- [What you have to do]
Your task is to extract every entry that follows word for word while excluding the pictures.

Data records:
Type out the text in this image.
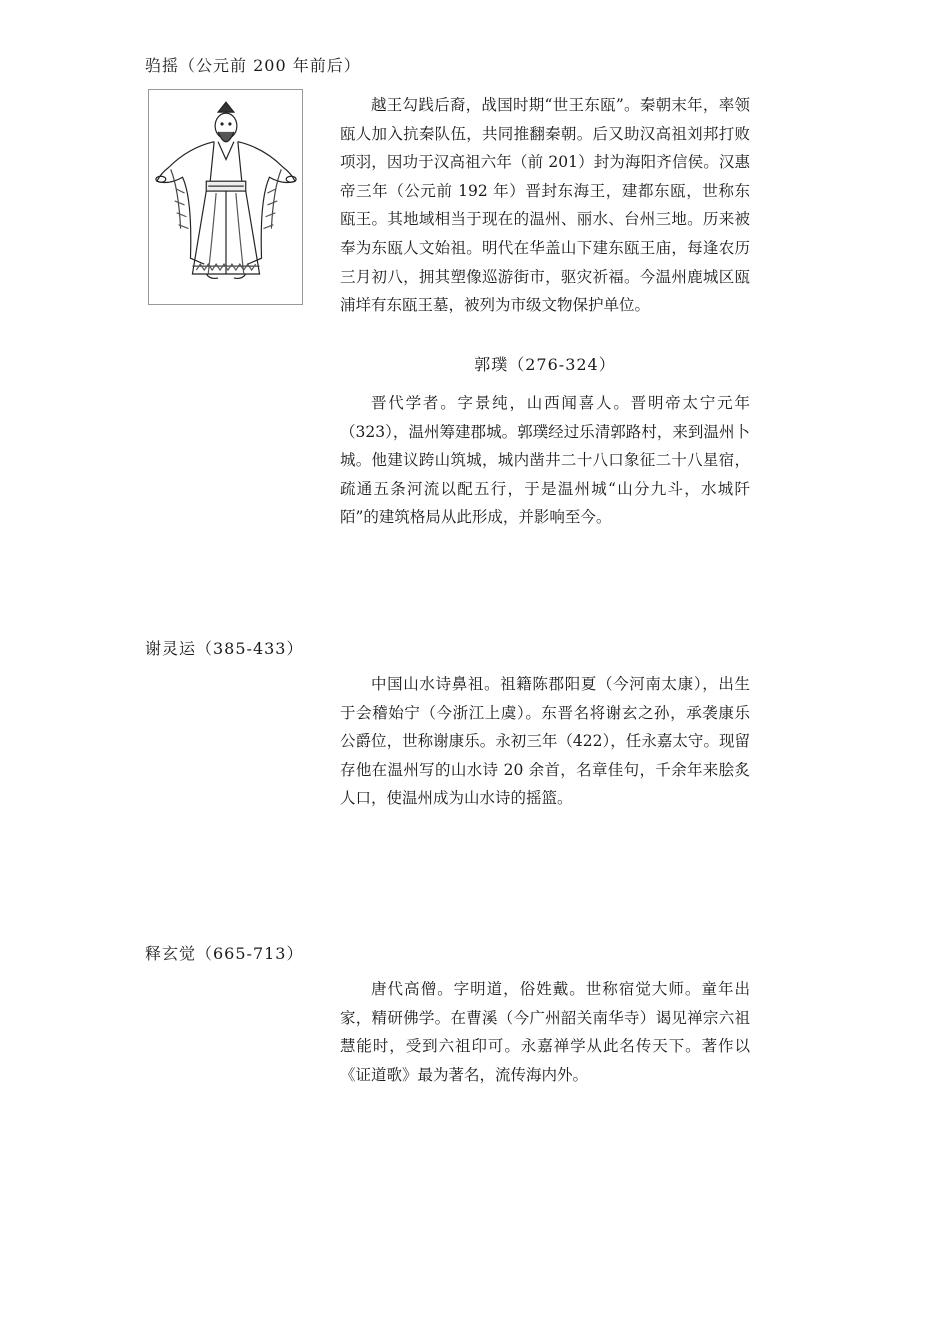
驺摇（公元前 200 年前后）

越王勾践后裔，战国时期“世王东瓯”。秦朝末年，率领瓯人加入抗秦队伍，共同推翻秦朝。后又助汉高祖刘邦打败项羽，因功于汉高祖六年（前 201）封为海阳齐信侯。汉惠帝三年（公元前 192 年）晋封东海王，建都东瓯，世称东瓯王。其地域相当于现在的温州、丽水、台州三地。历来被奉为东瓯人文始祖。明代在华盖山下建东瓯王庙，每逢农历三月初八，拥其塑像巡游街市，驱灾祈福。今温州鹿城区瓯浦垟有东瓯王墓，被列为市级文物保护单位。

郭璞（276-324）

晋代学者。字景纯，山西闻喜人。晋明帝太宁元年（323），温州筹建郡城。郭璞经过乐清郭路村，来到温州卜城。他建议跨山筑城，城内凿井二十八口象征二十八星宿，疏通五条河流以配五行，于是温州城“山分九斗，水城阡陌”的建筑格局从此形成，并影响至今。

谢灵运（385-433）

中国山水诗鼻祖。祖籍陈郡阳夏（今河南太康），出生于会稽始宁（今浙江上虞）。东晋名将谢玄之孙，承袭康乐公爵位，世称谢康乐。永初三年（422），任永嘉太守。现留存他在温州写的山水诗 20 余首，名章佳句，千余年来脍炙人口，使温州成为山水诗的摇篮。

释玄觉（665-713）

唐代高僧。字明道，俗姓戴。世称宿觉大师。童年出家，精研佛学。在曹溪（今广州韶关南华寺）谒见禅宗六祖慧能时，受到六祖印可。永嘉禅学从此名传天下。著作以《证道歌》最为著名，流传海内外。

- [Complete output]
Type out the text in this image.
驺摇（公元前 200 年前后）

越王勾践后裔，战国时期“世王东瓯”。秦朝末年，率领瓯人加入抗秦队伍，共同推翻秦朝。后又助汉高祖刘邦打败项羽，因功于汉高祖六年（前 201）封为海阳齐信侯。汉惠帝三年（公元前 192 年）晋封东海王，建都东瓯，世称东瓯王。其地域相当于现在的温州、丽水、台州三地。历来被奉为东瓯人文始祖。明代在华盖山下建东瓯王庙，每逢农历三月初八，拥其塑像巡游街市，驱灾祈福。今温州鹿城区瓯浦垟有东瓯王墓，被列为市级文物保护单位。

郭璞（276-324）

晋代学者。字景纯，山西闻喜人。晋明帝太宁元年（323），温州筹建郡城。郭璞经过乐清郭路村，来到温州卜城。他建议跨山筑城，城内凿井二十八口象征二十八星宿，疏通五条河流以配五行，于是温州城“山分九斗，水城阡陌”的建筑格局从此形成，并影响至今。

谢灵运（385-433）

中国山水诗鼻祖。祖籍陈郡阳夏（今河南太康），出生于会稽始宁（今浙江上虞）。东晋名将谢玄之孙，承袭康乐公爵位，世称谢康乐。永初三年（422），任永嘉太守。现留存他在温州写的山水诗 20 余首，名章佳句，千余年来脍炙人口，使温州成为山水诗的摇篮。

释玄觉（665-713）

唐代高僧。字明道，俗姓戴。世称宿觉大师。童年出家，精研佛学。在曹溪（今广州韶关南华寺）谒见禅宗六祖慧能时，受到六祖印可。永嘉禅学从此名传天下。著作以《证道歌》最为著名，流传海内外。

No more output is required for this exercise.